TEXTO DA PÁGINA =>
......

É uma imagem que me impacta sempre. Épico e transtornado pela morte do irmão, João Coragem perde as estribeiras, puxa uma marreta e pronto: a pedra mais importante das telenovelas vira pó. O diamante mais raro da nossa TV.
Com a morte de Tarcísio Meira, na semana passada, fiz questão de rever a cena clássica. E me peguei refletindo não sobre as propriedades físico-químicas de um composto tão rígido de carbono, mas de
que forma ele simboliza o carisma e a trajetória desse ídolo.
Nenhuma homenagem ao maior galã do país economizou esse termo inescapável, que inclusive vou repetir: “galã”. Sinônimo fácil para mocinhos sérios e irresistíveis, de beijos implacáveis. Além de milionários sisudos e empedernidos, alguns com dores de cabeça mortais. Contudo, nem Tarcísio investia numa imagem assim tão sólida. A graça também era seu elemento.

......

BLOCO DE DADOS =>
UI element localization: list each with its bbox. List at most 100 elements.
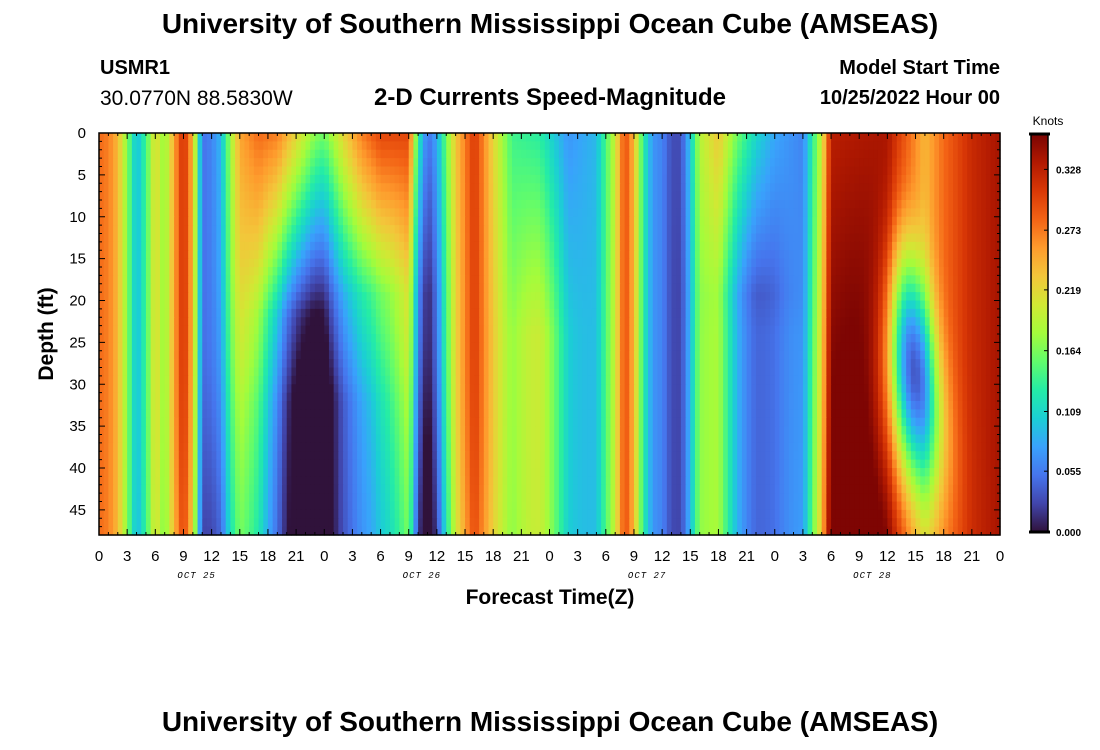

......

TAREFAS A RESOLVER =>
1. No texto sobre Tarcísio Meira, o que João Coragem usa para reduzir o diamante a pó?
2. Retome o texto sobre Tarcísio Meira a partir do ponto em que ele termina e dê continuidade a ele.
O material acima provém de uma fonte diferente da do texto.

RESPOSTAS POR TAREFA =>
1. Uma marreta.

2.
Como rotular o ator que, no terraço da Globo, debaixo de sol e num figurino rocambolesco, toureava entre risadas uma bicicleta improvisada com chifres? Na base do truque, ele levava o público
de “Sangue e Areia” à Espanha.
Desafiando mistérios do universo, o astro foi onde Steven Spielberg algum jamais esteve. E não parou nos “Contatos Imediatos do Terceiro Grau”, garantindo vida longa e próspera ao seduzir uma alienígena que era sua própria mulher na série “Tarcísio & Glória”.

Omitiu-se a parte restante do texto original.